EXERCISE OBJECTIVE: Set down every entry again word for word, please, but skip the pictures.

(Data records)
________

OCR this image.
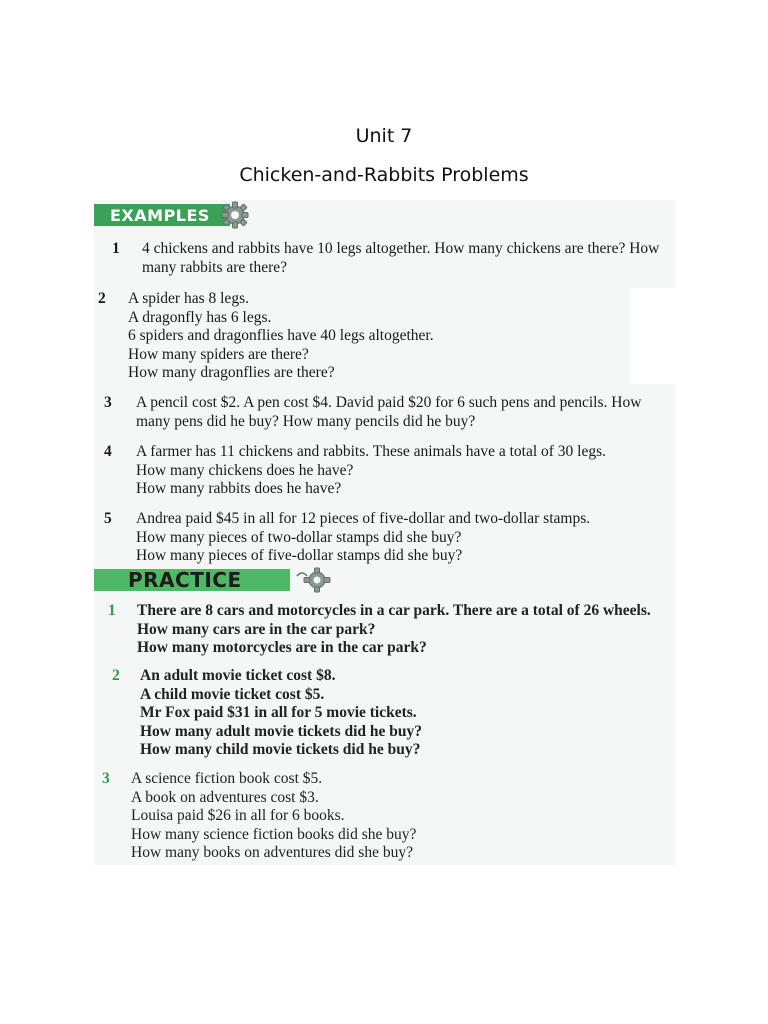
Unit 7
Chicken-and-Rabbits Problems
EXAMPLES
1 4 chickens and rabbits have 10 legs altogether. How many chickens are there? How
many rabbits are there?
2 A spider has 8 legs.
A dragonfly has 6 legs.
6 spiders and dragonflies have 40 legs altogether.
How many spiders are there?
How many dragonflies are there?
3 A pencil cost $2. A pen cost $4. David paid $20 for 6 such pens and pencils. How
many pens did he buy? How many pencils did he buy?
4 A farmer has 11 chickens and rabbits. These animals have a total of 30 legs.
How many chickens does he have?
How many rabbits does he have?
5 Andrea paid $45 in all for 12 pieces of five-dollar and two-dollar stamps.
How many pieces of two-dollar stamps did she buy?
How many pieces of five-dollar stamps did she buy?
PRACTICE
1 There are 8 cars and motorcycles in a car park. There are a total of 26 wheels.
How many cars are in the car park?
How many motorcycles are in the car park?
2 An adult movie ticket cost $8.
A child movie ticket cost $5.
Mr Fox paid $31 in all for 5 movie tickets.
How many adult movie tickets did he buy?
How many child movie tickets did he buy?
3 A science fiction book cost $5.
A book on adventures cost $3.
Louisa paid $26 in all for 6 books.
How many science fiction books did she buy?
How many books on adventures did she buy?
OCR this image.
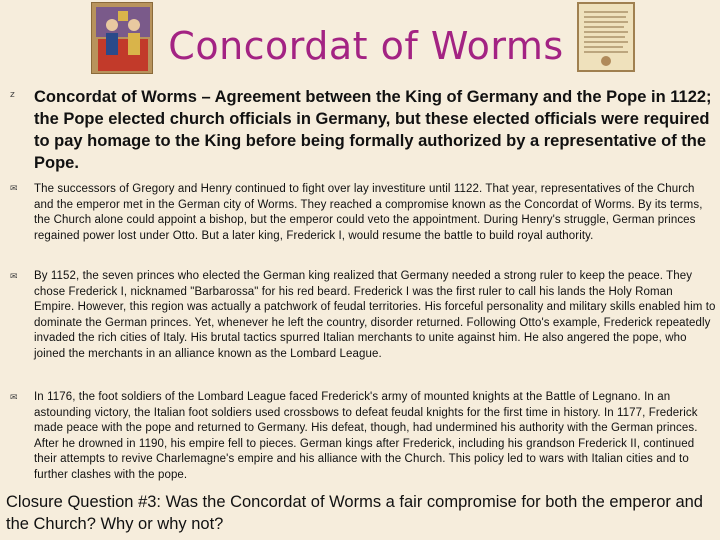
Concordat of Worms
z Concordat of Worms – Agreement between the King of Germany and the Pope in 1122; the Pope elected church officials in Germany, but these elected officials were required to pay homage to the King before being formally authorized by a representative of the Pope.
✉ The successors of Gregory and Henry continued to fight over lay investiture until 1122. That year, representatives of the Church and the emperor met in the German city of Worms. They reached a compromise known as the Concordat of Worms. By its terms, the Church alone could appoint a bishop, but the emperor could veto the appointment. During Henry's struggle, German princes regained power lost under Otto. But a later king, Frederick I, would resume the battle to build royal authority.
✉ By 1152, the seven princes who elected the German king realized that Germany needed a strong ruler to keep the peace. They chose Frederick I, nicknamed "Barbarossa" for his red beard. Frederick I was the first ruler to call his lands the Holy Roman Empire. However, this region was actually a patchwork of feudal territories. His forceful personality and military skills enabled him to dominate the German princes. Yet, whenever he left the country, disorder returned. Following Otto's example, Frederick repeatedly invaded the rich cities of Italy. His brutal tactics spurred Italian merchants to unite against him. He also angered the pope, who joined the merchants in an alliance known as the Lombard League.
✉ In 1176, the foot soldiers of the Lombard League faced Frederick's army of mounted knights at the Battle of Legnano. In an astounding victory, the Italian foot soldiers used crossbows to defeat feudal knights for the first time in history. In 1177, Frederick made peace with the pope and returned to Germany. His defeat, though, had undermined his authority with the German princes. After he drowned in 1190, his empire fell to pieces. German kings after Frederick, including his grandson Frederick II, continued their attempts to revive Charlemagne's empire and his alliance with the Church. This policy led to wars with Italian cities and to further clashes with the pope.
Closure Question #3: Was the Concordat of Worms a fair compromise for both the emperor and the Church? Why or why not?
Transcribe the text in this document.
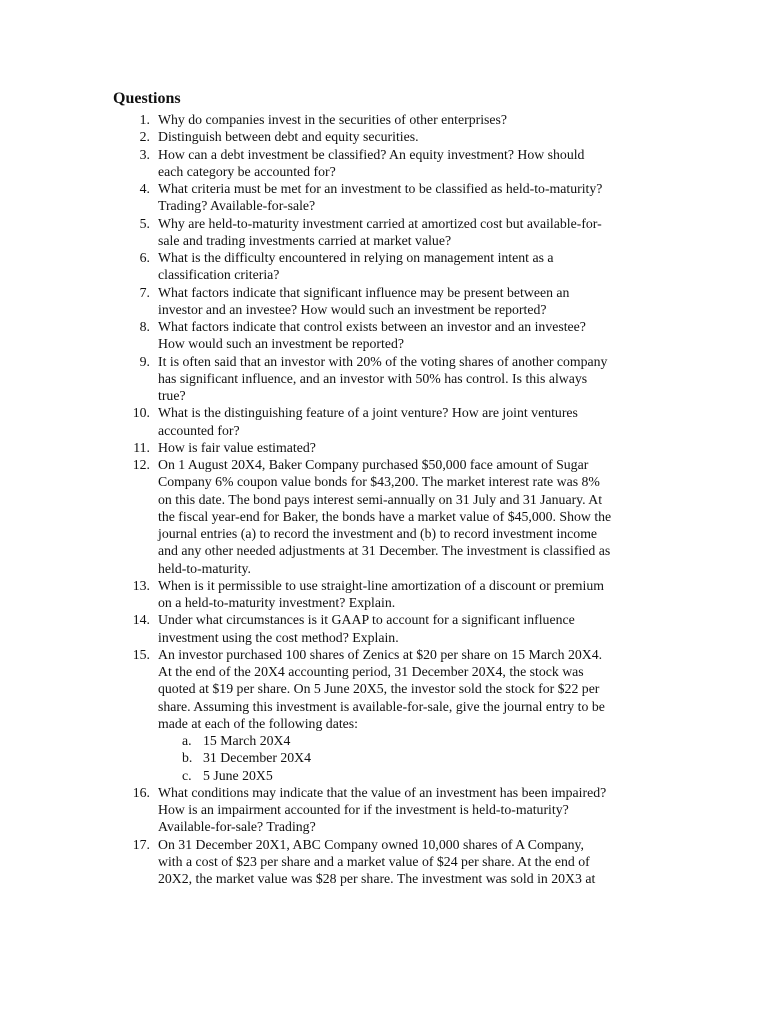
Questions
1. Why do companies invest in the securities of other enterprises?
2. Distinguish between debt and equity securities.
3. How can a debt investment be classified? An equity investment? How should
each category be accounted for?
4. What criteria must be met for an investment to be classified as held-to-maturity?
Trading? Available-for-sale?
5. Why are held-to-maturity investment carried at amortized cost but available-for-
sale and trading investments carried at market value?
6. What is the difficulty encountered in relying on management intent as a
classification criteria?
7. What factors indicate that significant influence may be present between an
investor and an investee? How would such an investment be reported?
8. What factors indicate that control exists between an investor and an investee?
How would such an investment be reported?
9. It is often said that an investor with 20% of the voting shares of another company
has significant influence, and an investor with 50% has control. Is this always
true?
10. What is the distinguishing feature of a joint venture? How are joint ventures
accounted for?
11. How is fair value estimated?
12. On 1 August 20X4, Baker Company purchased $50,000 face amount of Sugar
Company 6% coupon value bonds for $43,200. The market interest rate was 8%
on this date. The bond pays interest semi-annually on 31 July and 31 January. At
the fiscal year-end for Baker, the bonds have a market value of $45,000. Show the
journal entries (a) to record the investment and (b) to record investment income
and any other needed adjustments at 31 December. The investment is classified as
held-to-maturity.
13. When is it permissible to use straight-line amortization of a discount or premium
on a held-to-maturity investment? Explain.
14. Under what circumstances is it GAAP to account for a significant influence
investment using the cost method? Explain.
15. An investor purchased 100 shares of Zenics at $20 per share on 15 March 20X4.
At the end of the 20X4 accounting period, 31 December 20X4, the stock was
quoted at $19 per share. On 5 June 20X5, the investor sold the stock for $22 per
share. Assuming this investment is available-for-sale, give the journal entry to be
made at each of the following dates:
a. 15 March 20X4
b. 31 December 20X4
c. 5 June 20X5
16. What conditions may indicate that the value of an investment has been impaired?
How is an impairment accounted for if the investment is held-to-maturity?
Available-for-sale? Trading?
17. On 31 December 20X1, ABC Company owned 10,000 shares of A Company,
with a cost of $23 per share and a market value of $24 per share. At the end of
20X2, the market value was $28 per share. The investment was sold in 20X3 at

________

FINISHED TASK:
OCR this image.
Unit 7
Chicken-and-Rabbits Problems
EXAMPLES
1 4 chickens and rabbits have 10 legs altogether. How many chickens are there? How
many rabbits are there?
2 A spider has 8 legs.
A dragonfly has 6 legs.
6 spiders and dragonflies have 40 legs altogether.
How many spiders are there?
How many dragonflies are there?
3 A pencil cost $2. A pen cost $4. David paid $20 for 6 such pens and pencils. How
many pens did he buy? How many pencils did he buy?
4 A farmer has 11 chickens and rabbits. These animals have a total of 30 legs.
How many chickens does he have?
How many rabbits does he have?
5 Andrea paid $45 in all for 12 pieces of five-dollar and two-dollar stamps.
How many pieces of two-dollar stamps did she buy?
How many pieces of five-dollar stamps did she buy?
PRACTICE
1 There are 8 cars and motorcycles in a car park. There are a total of 26 wheels.
How many cars are in the car park?
How many motorcycles are in the car park?
2 An adult movie ticket cost $8.
A child movie ticket cost $5.
Mr Fox paid $31 in all for 5 movie tickets.
How many adult movie tickets did he buy?
How many child movie tickets did he buy?
3 A science fiction book cost $5.
A book on adventures cost $3.
Louisa paid $26 in all for 6 books.
How many science fiction books did she buy?
How many books on adventures did she buy?
OCR this image.
Concordat of Worms
z Concordat of Worms – Agreement between the King of Germany and the Pope in 1122; the Pope elected church officials in Germany, but these elected officials were required to pay homage to the King before being formally authorized by a representative of the Pope.
✉ The successors of Gregory and Henry continued to fight over lay investiture until 1122. That year, representatives of the Church and the emperor met in the German city of Worms. They reached a compromise known as the Concordat of Worms. By its terms, the Church alone could appoint a bishop, but the emperor could veto the appointment. During Henry's struggle, German princes regained power lost under Otto. But a later king, Frederick I, would resume the battle to build royal authority.
✉ By 1152, the seven princes who elected the German king realized that Germany needed a strong ruler to keep the peace. They chose Frederick I, nicknamed "Barbarossa" for his red beard. Frederick I was the first ruler to call his lands the Holy Roman Empire. However, this region was actually a patchwork of feudal territories. His forceful personality and military skills enabled him to dominate the German princes. Yet, whenever he left the country, disorder returned. Following Otto's example, Frederick repeatedly invaded the rich cities of Italy. His brutal tactics spurred Italian merchants to unite against him. He also angered the pope, who joined the merchants in an alliance known as the Lombard League.
✉ In 1176, the foot soldiers of the Lombard League faced Frederick's army of mounted knights at the Battle of Legnano. In an astounding victory, the Italian foot soldiers used crossbows to defeat feudal knights for the first time in history. In 1177, Frederick made peace with the pope and returned to Germany. His defeat, though, had undermined his authority with the German princes. After he drowned in 1190, his empire fell to pieces. German kings after Frederick, including his grandson Frederick II, continued their attempts to revive Charlemagne's empire and his alliance with the Church. This policy led to wars with Italian cities and to further clashes with the pope.
Closure Question #3: Was the Concordat of Worms a fair compromise for both the emperor and the Church? Why or why not?
Transcribe the text in this document.
Questions
1. Why do companies invest in the securities of other enterprises?
2. Distinguish between debt and equity securities.
3. How can a debt investment be classified? An equity investment? How should
each category be accounted for?
4. What criteria must be met for an investment to be classified as held-to-maturity?
Trading? Available-for-sale?
5. Why are held-to-maturity investment carried at amortized cost but available-for-
sale and trading investments carried at market value?
6. What is the difficulty encountered in relying on management intent as a
classification criteria?
7. What factors indicate that significant influence may be present between an
investor and an investee? How would such an investment be reported?
8. What factors indicate that control exists between an investor and an investee?
How would such an investment be reported?
9. It is often said that an investor with 20% of the voting shares of another company
has significant influence, and an investor with 50% has control. Is this always
true?
10. What is the distinguishing feature of a joint venture? How are joint ventures
accounted for?
11. How is fair value estimated?
12. On 1 August 20X4, Baker Company purchased $50,000 face amount of Sugar
Company 6% coupon value bonds for $43,200. The market interest rate was 8%
on this date. The bond pays interest semi-annually on 31 July and 31 January. At
the fiscal year-end for Baker, the bonds have a market value of $45,000. Show the
journal entries (a) to record the investment and (b) to record investment income
and any other needed adjustments at 31 December. The investment is classified as
held-to-maturity.
13. When is it permissible to use straight-line amortization of a discount or premium
on a held-to-maturity investment? Explain.
14. Under what circumstances is it GAAP to account for a significant influence
investment using the cost method? Explain.
15. An investor purchased 100 shares of Zenics at $20 per share on 15 March 20X4.
At the end of the 20X4 accounting period, 31 December 20X4, the stock was
quoted at $19 per share. On 5 June 20X5, the investor sold the stock for $22 per
share. Assuming this investment is available-for-sale, give the journal entry to be
made at each of the following dates:
a. 15 March 20X4
b. 31 December 20X4
c. 5 June 20X5
16. What conditions may indicate that the value of an investment has been impaired?
How is an impairment accounted for if the investment is held-to-maturity?
Available-for-sale? Trading?
17. On 31 December 20X1, ABC Company owned 10,000 shares of A Company,
with a cost of $23 per share and a market value of $24 per share. At the end of
20X2, the market value was $28 per share. The investment was sold in 20X3 at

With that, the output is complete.